* Written task
Format the lines of the records as a JSON list of strings, one string per line, starting at the first line and ending with the line that contains "grid-tile — [702, 904, 752, 948]". Include both of those lines, skip any blank lines, and leave out everything after that last line.

[Page element annotations]
- - - -

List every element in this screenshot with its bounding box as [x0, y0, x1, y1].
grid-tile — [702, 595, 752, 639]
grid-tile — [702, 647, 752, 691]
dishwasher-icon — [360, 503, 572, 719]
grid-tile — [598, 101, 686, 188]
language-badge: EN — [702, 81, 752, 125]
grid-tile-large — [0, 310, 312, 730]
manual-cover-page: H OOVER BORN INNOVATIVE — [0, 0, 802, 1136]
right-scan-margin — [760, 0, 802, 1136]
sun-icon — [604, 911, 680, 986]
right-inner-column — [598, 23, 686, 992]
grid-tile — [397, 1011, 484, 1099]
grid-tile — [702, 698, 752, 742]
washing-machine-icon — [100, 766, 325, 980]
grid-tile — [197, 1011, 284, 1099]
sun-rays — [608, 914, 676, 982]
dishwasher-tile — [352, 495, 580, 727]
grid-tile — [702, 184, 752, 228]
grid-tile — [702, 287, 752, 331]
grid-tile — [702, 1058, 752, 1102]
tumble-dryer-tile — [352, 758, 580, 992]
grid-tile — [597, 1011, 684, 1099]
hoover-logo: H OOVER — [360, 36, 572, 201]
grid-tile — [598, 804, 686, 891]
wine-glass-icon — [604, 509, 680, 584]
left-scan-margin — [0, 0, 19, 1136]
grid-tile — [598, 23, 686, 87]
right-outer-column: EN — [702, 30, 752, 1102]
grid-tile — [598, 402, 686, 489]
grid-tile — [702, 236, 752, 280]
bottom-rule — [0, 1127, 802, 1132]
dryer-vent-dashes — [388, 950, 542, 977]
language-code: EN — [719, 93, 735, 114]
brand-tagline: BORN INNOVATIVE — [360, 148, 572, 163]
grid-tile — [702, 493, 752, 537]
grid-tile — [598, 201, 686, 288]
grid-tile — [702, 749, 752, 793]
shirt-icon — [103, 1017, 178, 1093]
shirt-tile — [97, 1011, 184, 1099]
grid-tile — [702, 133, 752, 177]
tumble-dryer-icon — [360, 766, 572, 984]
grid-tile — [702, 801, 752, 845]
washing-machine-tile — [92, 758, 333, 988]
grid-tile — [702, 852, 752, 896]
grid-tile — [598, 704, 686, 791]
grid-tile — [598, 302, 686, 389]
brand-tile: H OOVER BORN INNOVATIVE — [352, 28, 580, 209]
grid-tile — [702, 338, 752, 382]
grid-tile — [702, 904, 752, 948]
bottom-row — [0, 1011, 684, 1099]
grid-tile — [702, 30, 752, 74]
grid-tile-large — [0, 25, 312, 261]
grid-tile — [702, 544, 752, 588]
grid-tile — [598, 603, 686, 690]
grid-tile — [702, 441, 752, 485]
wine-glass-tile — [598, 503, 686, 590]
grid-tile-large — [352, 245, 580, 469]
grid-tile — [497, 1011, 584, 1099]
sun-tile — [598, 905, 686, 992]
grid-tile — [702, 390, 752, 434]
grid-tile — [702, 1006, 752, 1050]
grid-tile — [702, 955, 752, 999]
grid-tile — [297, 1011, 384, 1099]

- - - -

* Result of the task
[
  "List every element in this screenshot with its bounding box as [x0, y0, x1, y1].",
  "grid-tile — [702, 595, 752, 639]",
  "grid-tile — [702, 647, 752, 691]",
  "dishwasher-icon — [360, 503, 572, 719]",
  "grid-tile — [598, 101, 686, 188]",
  "language-badge: EN — [702, 81, 752, 125]",
  "grid-tile-large — [0, 310, 312, 730]",
  "manual-cover-page: H OOVER BORN INNOVATIVE — [0, 0, 802, 1136]",
  "right-scan-margin — [760, 0, 802, 1136]",
  "sun-icon — [604, 911, 680, 986]",
  "right-inner-column — [598, 23, 686, 992]",
  "grid-tile — [397, 1011, 484, 1099]",
  "grid-tile — [702, 698, 752, 742]",
  "washing-machine-icon — [100, 766, 325, 980]",
  "grid-tile — [197, 1011, 284, 1099]",
  "sun-rays — [608, 914, 676, 982]",
  "dishwasher-tile — [352, 495, 580, 727]",
  "grid-tile — [702, 184, 752, 228]",
  "grid-tile — [702, 287, 752, 331]",
  "grid-tile — [702, 1058, 752, 1102]",
  "tumble-dryer-tile — [352, 758, 580, 992]",
  "grid-tile — [597, 1011, 684, 1099]",
  "hoover-logo: H OOVER — [360, 36, 572, 201]",
  "grid-tile — [598, 804, 686, 891]",
  "wine-glass-icon — [604, 509, 680, 584]",
  "left-scan-margin — [0, 0, 19, 1136]",
  "grid-tile — [598, 23, 686, 87]",
  "right-outer-column: EN — [702, 30, 752, 1102]",
  "grid-tile — [598, 402, 686, 489]",
  "grid-tile — [702, 236, 752, 280]",
  "bottom-rule — [0, 1127, 802, 1132]",
  "dryer-vent-dashes — [388, 950, 542, 977]",
  "language-code: EN — [719, 93, 735, 114]",
  "brand-tagline: BORN INNOVATIVE — [360, 148, 572, 163]",
  "grid-tile — [702, 493, 752, 537]",
  "grid-tile — [598, 201, 686, 288]",
  "grid-tile — [702, 749, 752, 793]",
  "shirt-icon — [103, 1017, 178, 1093]",
  "shirt-tile — [97, 1011, 184, 1099]",
  "grid-tile — [702, 133, 752, 177]",
  "tumble-dryer-icon — [360, 766, 572, 984]",
  "grid-tile — [702, 801, 752, 845]",
  "washing-machine-tile — [92, 758, 333, 988]",
  "grid-tile — [702, 852, 752, 896]",
  "grid-tile — [598, 704, 686, 791]",
  "grid-tile — [598, 302, 686, 389]",
  "brand-tile: H OOVER BORN INNOVATIVE — [352, 28, 580, 209]",
  "grid-tile — [702, 338, 752, 382]",
  "grid-tile — [702, 904, 752, 948]"
]